Exercise: Type out the material below exactly.
※ ※ ※
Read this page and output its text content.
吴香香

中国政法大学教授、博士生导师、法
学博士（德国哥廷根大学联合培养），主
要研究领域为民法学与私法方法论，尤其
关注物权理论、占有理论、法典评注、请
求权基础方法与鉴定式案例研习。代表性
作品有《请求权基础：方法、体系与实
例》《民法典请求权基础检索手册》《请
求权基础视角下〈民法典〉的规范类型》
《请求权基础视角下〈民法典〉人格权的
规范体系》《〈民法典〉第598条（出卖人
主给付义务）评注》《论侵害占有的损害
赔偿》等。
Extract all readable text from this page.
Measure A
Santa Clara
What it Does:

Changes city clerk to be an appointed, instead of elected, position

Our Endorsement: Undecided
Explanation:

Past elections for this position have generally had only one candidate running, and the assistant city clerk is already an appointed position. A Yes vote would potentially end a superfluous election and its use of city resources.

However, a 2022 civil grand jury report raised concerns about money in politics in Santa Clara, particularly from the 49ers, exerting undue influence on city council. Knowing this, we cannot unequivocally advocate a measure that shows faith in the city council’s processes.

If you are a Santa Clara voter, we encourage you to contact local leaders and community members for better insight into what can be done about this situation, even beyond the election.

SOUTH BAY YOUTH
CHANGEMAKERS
※ ※ ※
Solution:
Read this page and output its text content.
吴香香

中国政法大学教授、博士生导师、法
学博士（德国哥廷根大学联合培养），主
要研究领域为民法学与私法方法论，尤其
关注物权理论、占有理论、法典评注、请
求权基础方法与鉴定式案例研习。代表性
作品有《请求权基础：方法、体系与实
例》《民法典请求权基础检索手册》《请
求权基础视角下〈民法典〉的规范类型》
《请求权基础视角下〈民法典〉人格权的
规范体系》《〈民法典〉第598条（出卖人
主给付义务）评注》《论侵害占有的损害
赔偿》等。
Extract all readable text from this page.
Measure A
Santa Clara
What it Does:

Changes city clerk to be an appointed, instead of elected, position

Our Endorsement: Undecided
Explanation:

Past elections for this position have generally had only one candidate running, and the assistant city clerk is already an appointed position. A Yes vote would potentially end a superfluous election and its use of city resources.

However, a 2022 civil grand jury report raised concerns about money in politics in Santa Clara, particularly from the 49ers, exerting undue influence on city council. Knowing this, we cannot unequivocally advocate a measure that shows faith in the city council’s processes.

If you are a Santa Clara voter, we encourage you to contact local leaders and community members for better insight into what can be done about this situation, even beyond the election.

SOUTH BAY YOUTH
CHANGEMAKERS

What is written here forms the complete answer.